Document text:

After some discussion between Presidents Rigdon and Williams, President Rigdon gave his decision that President Williams should be tried before the present Council.
President David Whitmer also objected to being tried before the present Council.
President Williams then expressed a willingness to be tried for his conduct, and if this was the proper tribunal, he would be tried before it, but still thought it was not.
President David Whitmer objected to being tried before the present Council, stating that he thought the instructions in the Book of Covenants showed that this was not the proper authority to try him.
Councilor Greene gave it as his opinion that the present Council was the proper authority to try Presidents Williams and Whitmer.
President Rigdon then submitted the case to the Councilors.
Councilor John Smith then put the question to the Council for decision, in substance as follows: Have the present Council authority, from the Book of Covenants, to try Presidents Williams and Whitmer? A majority of the Council decided that they could not conscientiously proceed to try Presidents Williams and Whitmer, and they were accordingly discharged.
After one hour’s adjournment, the Council sat again at one o’clock p. m. Sidney Rigdon and Oliver Cowdery presiding.
Councilor John Smith stated that he had selected three High Priests to sit in the Council to fill vacancies, and asked the Council if they accepted the selection he had made. Council decided in the affirmative.
On motion of Warren Parrish, the Councilors were directed to sit as they were originally chosen, or according to the form in the book of Doctrine and Covenants as far as possible.
Resolved, that three speak on each side.
Councilor Martin Harris moved that President Frederick G. Williams take a seat with the presidents.
After much discussion as to the propriety of his sitting, motion carried, and President Williams took his seat.

Record list:
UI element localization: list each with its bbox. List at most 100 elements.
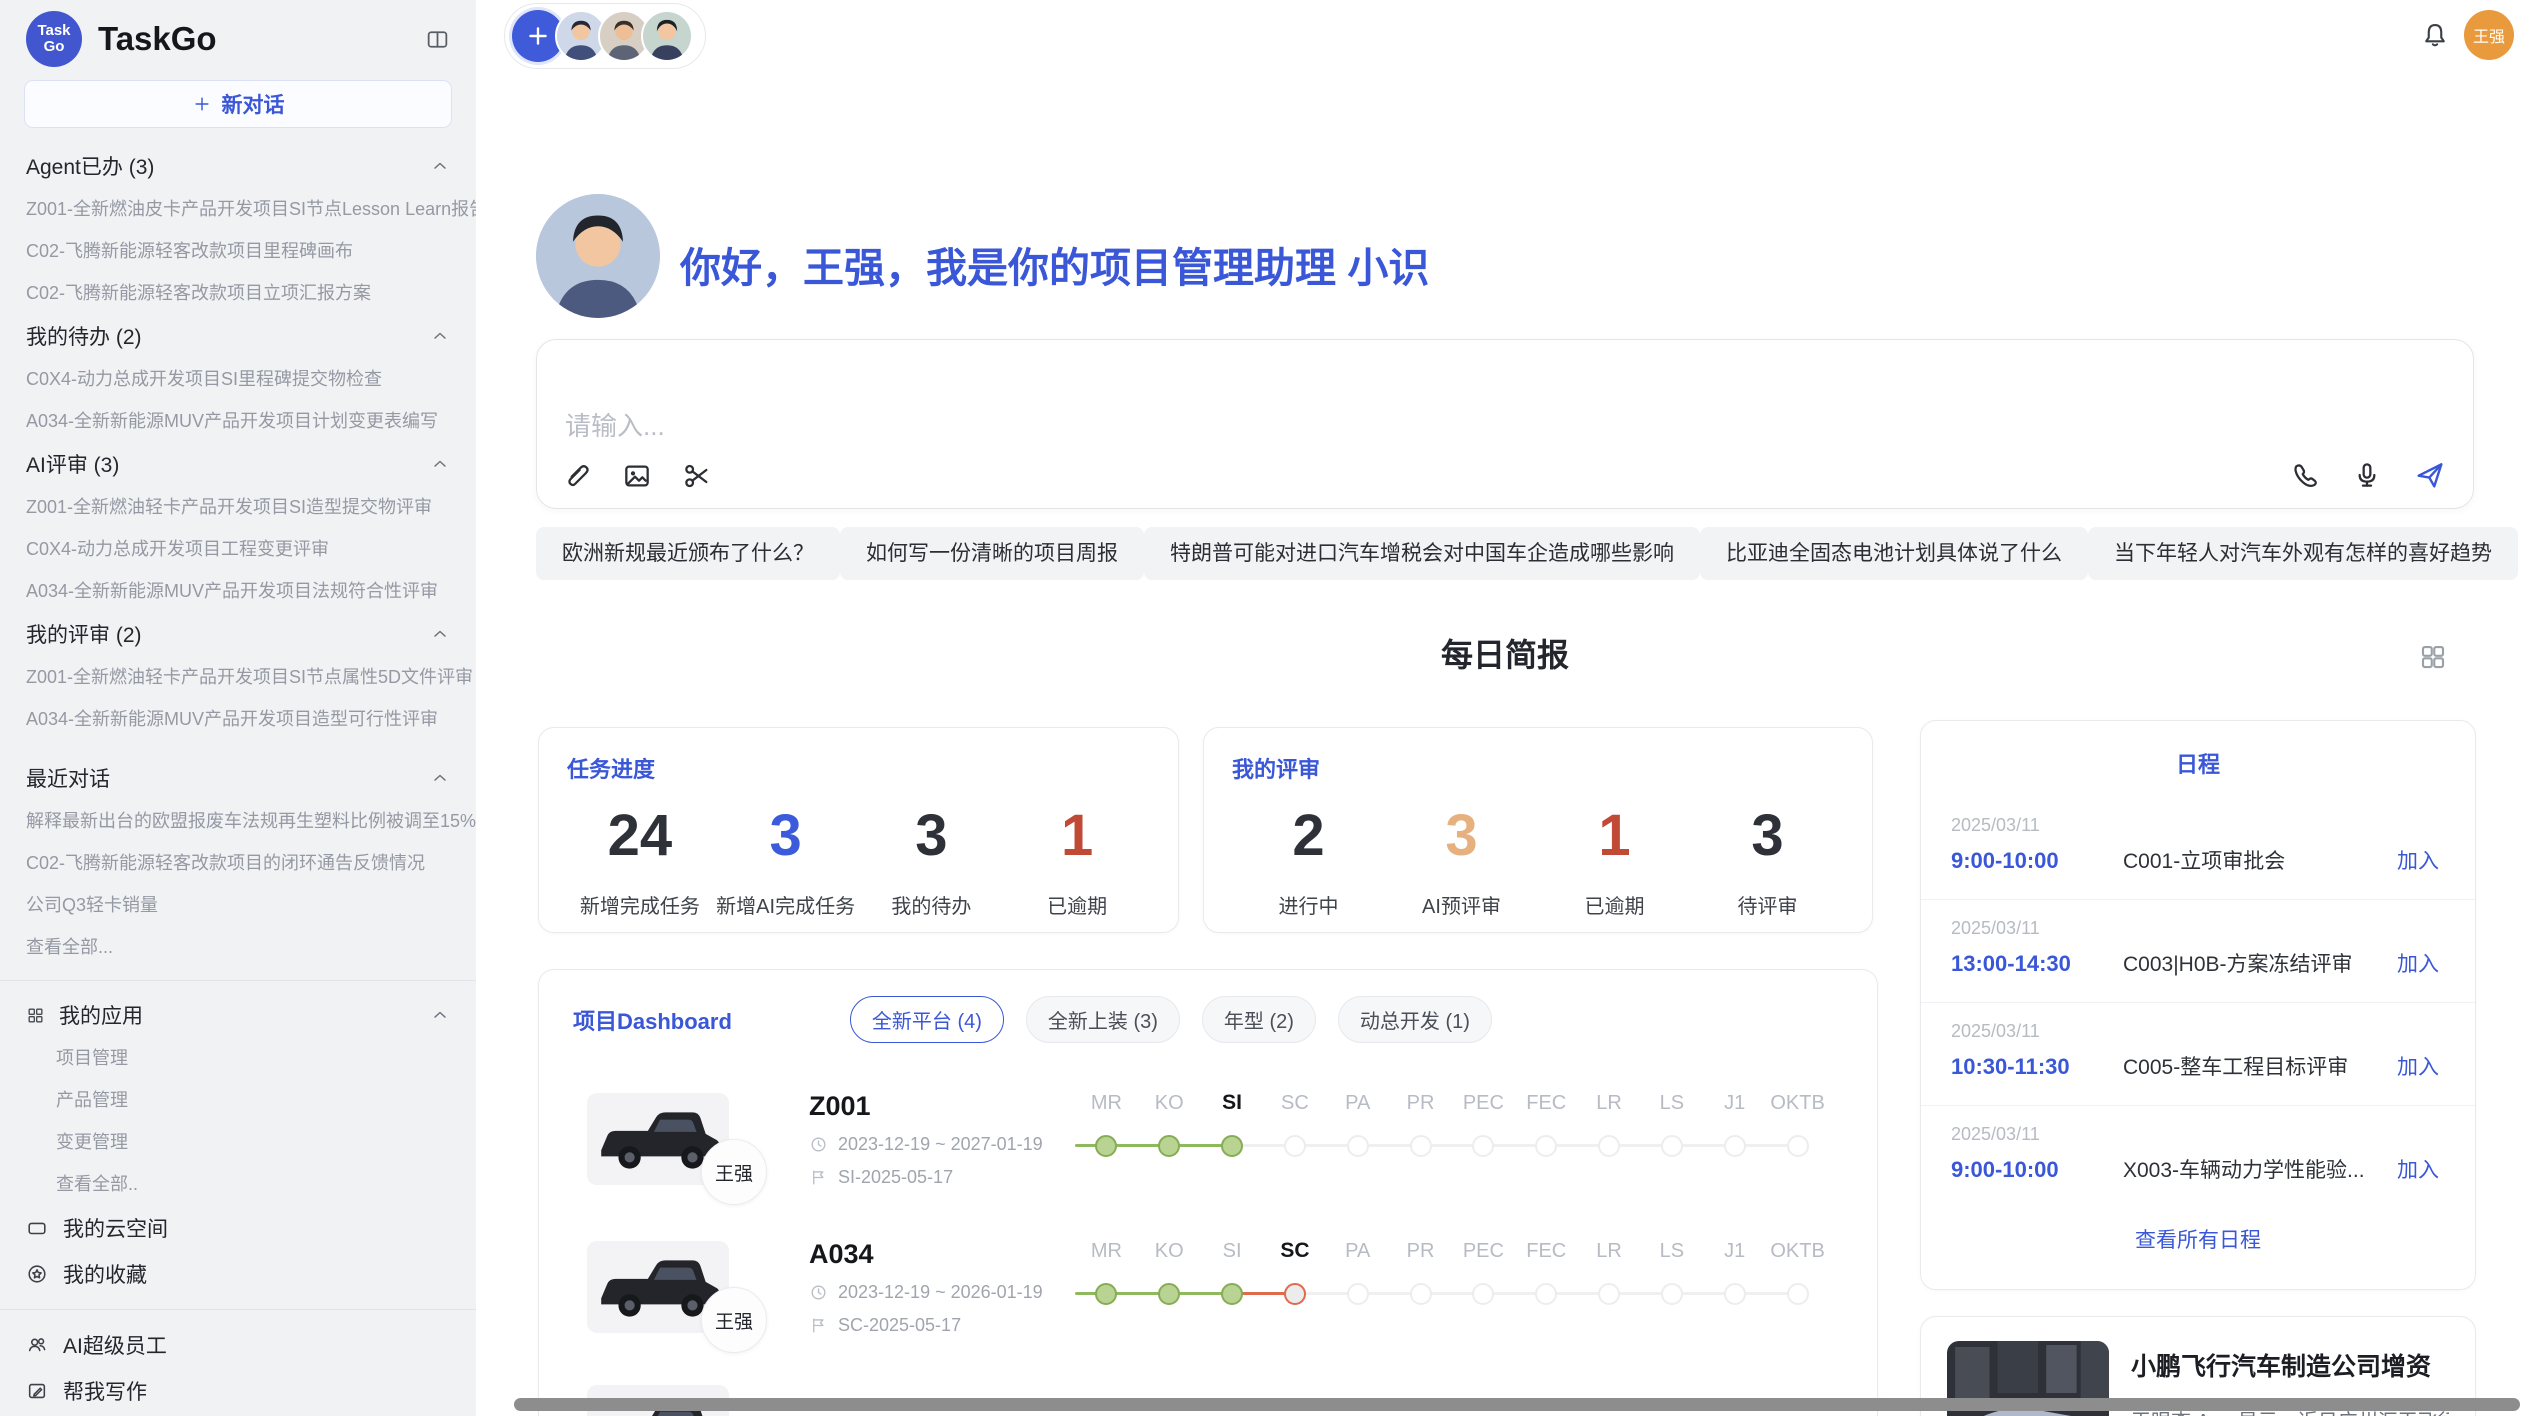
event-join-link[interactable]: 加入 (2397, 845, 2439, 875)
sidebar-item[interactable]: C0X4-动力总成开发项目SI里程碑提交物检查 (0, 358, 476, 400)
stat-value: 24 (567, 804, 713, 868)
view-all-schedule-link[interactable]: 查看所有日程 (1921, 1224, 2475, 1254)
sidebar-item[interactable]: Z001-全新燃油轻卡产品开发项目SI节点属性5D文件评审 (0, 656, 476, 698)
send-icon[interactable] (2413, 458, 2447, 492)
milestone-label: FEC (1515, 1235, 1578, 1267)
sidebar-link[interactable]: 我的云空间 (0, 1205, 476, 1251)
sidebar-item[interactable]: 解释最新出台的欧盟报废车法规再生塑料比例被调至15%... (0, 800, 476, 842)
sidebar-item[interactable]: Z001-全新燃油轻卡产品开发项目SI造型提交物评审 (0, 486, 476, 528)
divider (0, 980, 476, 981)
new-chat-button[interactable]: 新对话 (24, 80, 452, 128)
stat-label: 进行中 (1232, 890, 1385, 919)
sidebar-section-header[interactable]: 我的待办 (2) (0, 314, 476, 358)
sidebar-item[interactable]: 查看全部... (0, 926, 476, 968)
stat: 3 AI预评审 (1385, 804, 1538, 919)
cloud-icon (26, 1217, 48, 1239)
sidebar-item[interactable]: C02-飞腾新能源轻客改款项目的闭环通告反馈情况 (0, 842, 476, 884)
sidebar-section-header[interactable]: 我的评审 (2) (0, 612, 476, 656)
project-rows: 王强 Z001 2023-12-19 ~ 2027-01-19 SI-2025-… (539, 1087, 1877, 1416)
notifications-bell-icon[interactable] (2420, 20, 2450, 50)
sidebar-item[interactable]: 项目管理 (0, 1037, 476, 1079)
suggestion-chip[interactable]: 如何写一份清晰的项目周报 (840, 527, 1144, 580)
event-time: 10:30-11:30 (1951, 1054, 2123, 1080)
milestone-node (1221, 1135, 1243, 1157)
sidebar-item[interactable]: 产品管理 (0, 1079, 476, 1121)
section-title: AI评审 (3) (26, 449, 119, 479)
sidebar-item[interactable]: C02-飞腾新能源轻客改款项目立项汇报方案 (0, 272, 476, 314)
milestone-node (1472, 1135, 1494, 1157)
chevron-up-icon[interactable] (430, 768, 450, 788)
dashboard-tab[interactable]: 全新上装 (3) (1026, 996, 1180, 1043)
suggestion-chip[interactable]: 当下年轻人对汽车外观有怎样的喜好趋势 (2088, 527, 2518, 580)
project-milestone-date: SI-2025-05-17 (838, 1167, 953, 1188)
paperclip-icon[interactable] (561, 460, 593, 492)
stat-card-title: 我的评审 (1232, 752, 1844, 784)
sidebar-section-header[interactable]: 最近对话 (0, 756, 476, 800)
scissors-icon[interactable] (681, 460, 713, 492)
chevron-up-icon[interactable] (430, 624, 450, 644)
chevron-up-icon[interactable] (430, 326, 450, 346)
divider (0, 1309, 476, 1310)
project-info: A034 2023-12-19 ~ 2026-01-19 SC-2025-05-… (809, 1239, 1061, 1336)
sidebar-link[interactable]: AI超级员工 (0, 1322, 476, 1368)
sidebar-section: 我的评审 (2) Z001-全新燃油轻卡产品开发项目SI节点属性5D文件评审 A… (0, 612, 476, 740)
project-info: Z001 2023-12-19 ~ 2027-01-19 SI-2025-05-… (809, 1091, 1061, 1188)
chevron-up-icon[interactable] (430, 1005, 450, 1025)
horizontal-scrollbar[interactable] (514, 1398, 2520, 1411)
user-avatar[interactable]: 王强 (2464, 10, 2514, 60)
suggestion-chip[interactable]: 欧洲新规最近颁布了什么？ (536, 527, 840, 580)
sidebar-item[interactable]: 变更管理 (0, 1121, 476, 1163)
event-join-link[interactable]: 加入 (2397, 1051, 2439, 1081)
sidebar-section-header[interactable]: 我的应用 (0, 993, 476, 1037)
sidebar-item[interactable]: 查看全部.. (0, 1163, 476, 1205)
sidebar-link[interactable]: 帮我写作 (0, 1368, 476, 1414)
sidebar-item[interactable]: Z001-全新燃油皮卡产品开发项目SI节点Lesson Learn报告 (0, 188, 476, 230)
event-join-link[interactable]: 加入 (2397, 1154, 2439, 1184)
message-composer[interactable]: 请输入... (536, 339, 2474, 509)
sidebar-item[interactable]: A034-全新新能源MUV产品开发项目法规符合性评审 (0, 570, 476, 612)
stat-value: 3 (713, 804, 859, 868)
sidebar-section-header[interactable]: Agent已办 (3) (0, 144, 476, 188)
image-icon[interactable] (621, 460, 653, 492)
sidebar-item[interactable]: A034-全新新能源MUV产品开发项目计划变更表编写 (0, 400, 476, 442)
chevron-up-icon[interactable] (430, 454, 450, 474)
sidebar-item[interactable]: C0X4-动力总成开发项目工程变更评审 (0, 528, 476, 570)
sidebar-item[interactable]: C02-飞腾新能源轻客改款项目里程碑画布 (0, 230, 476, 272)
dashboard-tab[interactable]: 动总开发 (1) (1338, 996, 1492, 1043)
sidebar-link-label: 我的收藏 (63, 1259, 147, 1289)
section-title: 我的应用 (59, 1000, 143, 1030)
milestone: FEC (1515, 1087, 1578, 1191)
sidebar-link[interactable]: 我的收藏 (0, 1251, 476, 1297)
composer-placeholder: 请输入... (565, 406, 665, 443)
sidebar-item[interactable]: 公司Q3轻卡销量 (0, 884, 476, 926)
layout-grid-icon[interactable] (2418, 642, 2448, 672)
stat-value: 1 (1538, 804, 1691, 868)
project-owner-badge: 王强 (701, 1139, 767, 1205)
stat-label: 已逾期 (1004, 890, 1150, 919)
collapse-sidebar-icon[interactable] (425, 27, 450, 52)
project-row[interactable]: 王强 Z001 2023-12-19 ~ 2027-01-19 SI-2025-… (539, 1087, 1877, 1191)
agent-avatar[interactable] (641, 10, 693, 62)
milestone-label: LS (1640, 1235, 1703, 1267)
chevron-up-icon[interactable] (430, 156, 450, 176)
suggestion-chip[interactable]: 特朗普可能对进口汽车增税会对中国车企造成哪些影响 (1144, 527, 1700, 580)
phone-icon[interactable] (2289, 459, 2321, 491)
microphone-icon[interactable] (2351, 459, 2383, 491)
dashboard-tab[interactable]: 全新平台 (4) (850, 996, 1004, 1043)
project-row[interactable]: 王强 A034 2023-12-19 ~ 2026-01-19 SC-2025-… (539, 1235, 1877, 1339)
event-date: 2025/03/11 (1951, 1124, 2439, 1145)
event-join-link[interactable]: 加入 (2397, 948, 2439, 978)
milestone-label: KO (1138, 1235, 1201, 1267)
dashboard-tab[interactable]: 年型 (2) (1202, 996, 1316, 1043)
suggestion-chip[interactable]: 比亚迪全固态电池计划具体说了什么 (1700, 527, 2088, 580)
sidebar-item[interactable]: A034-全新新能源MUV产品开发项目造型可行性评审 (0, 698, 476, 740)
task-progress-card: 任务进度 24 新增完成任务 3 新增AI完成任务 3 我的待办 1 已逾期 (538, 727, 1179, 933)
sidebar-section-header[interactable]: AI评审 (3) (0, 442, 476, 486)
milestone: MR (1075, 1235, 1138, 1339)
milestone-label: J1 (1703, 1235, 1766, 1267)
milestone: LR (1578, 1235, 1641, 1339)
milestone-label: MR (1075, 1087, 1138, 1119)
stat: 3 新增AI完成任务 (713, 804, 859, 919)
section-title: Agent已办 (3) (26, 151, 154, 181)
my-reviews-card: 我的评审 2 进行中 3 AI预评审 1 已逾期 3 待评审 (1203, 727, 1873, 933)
---
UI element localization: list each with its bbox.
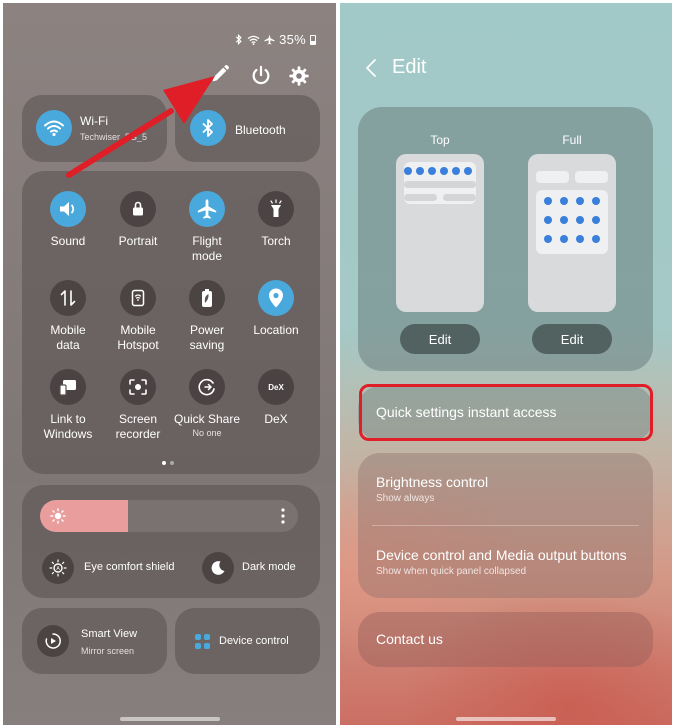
...
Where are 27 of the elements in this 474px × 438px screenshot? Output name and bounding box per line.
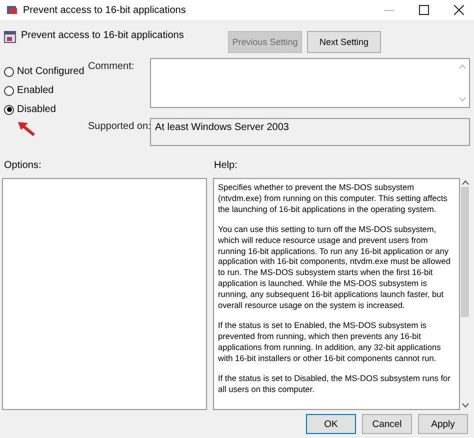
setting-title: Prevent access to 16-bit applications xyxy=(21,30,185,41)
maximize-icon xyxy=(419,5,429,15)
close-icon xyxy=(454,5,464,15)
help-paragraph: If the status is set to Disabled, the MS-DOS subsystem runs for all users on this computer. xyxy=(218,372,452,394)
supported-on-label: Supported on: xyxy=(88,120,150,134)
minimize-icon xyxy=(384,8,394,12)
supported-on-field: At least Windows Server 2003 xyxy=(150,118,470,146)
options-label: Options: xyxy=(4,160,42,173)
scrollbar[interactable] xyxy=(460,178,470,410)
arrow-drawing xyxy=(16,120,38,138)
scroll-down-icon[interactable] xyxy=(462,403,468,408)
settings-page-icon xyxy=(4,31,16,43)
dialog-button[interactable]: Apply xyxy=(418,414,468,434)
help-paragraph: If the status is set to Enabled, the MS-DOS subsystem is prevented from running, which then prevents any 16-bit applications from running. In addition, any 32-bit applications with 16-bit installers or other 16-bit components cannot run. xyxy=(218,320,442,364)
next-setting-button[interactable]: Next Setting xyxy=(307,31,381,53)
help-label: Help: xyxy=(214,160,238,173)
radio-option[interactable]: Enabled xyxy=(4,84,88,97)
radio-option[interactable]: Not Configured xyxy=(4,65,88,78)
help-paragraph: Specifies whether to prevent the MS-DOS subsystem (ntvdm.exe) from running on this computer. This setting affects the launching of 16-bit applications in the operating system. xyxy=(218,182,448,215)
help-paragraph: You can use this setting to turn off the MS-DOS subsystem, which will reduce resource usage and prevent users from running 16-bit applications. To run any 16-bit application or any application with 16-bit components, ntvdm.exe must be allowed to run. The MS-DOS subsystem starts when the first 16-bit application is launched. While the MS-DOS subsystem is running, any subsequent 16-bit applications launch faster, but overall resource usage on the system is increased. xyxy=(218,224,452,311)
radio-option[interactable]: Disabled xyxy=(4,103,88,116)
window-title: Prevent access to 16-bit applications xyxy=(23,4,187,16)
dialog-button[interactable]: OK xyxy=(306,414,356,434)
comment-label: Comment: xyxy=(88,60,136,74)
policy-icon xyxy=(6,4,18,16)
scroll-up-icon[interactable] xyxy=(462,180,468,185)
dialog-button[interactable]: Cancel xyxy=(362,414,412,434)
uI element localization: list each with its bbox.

Your tasks:
1: From the council minutes, copy the passage that opens with the words containing "President David Whitmer objected" and closes with "Oliver Cowdery presiding.".
2: Answer these questions from the council minutes:
(a) At what time did the Council sit again after the adjournment?
(b) Who moved that President Frederick G. Williams take a seat with the presidents?
(c) How many High Priests did Councilor John Smith select to fill vacancies?
The records were drawn from a separate source unrelated to the council minutes.

List of solutions:
1:
President David Whitmer objected to being tried before the present Council, stating that he thought the instructions in the Book of Covenants showed that this was not the proper authority to try him.
Councilor Greene gave it as his opinion that the present Council was the proper authority to try Presidents Williams and Whitmer.
President Rigdon then submitted the case to the Councilors.
Councilor John Smith then put the question to the Council for decision, in substance as follows: Have the present Council authority, from the Book of Covenants, to try Presidents Williams and Whitmer? A majority of the Council decided that they could not conscientiously proceed to try Presidents Williams and Whitmer, and they were accordingly discharged.
After one hour’s adjournment, the Council sat again at one o’clock p. m. Sidney Rigdon and Oliver Cowdery presiding.

2:
(a) One o'clock p.m.
(b) Councilor Martin Harris.
(c) Three.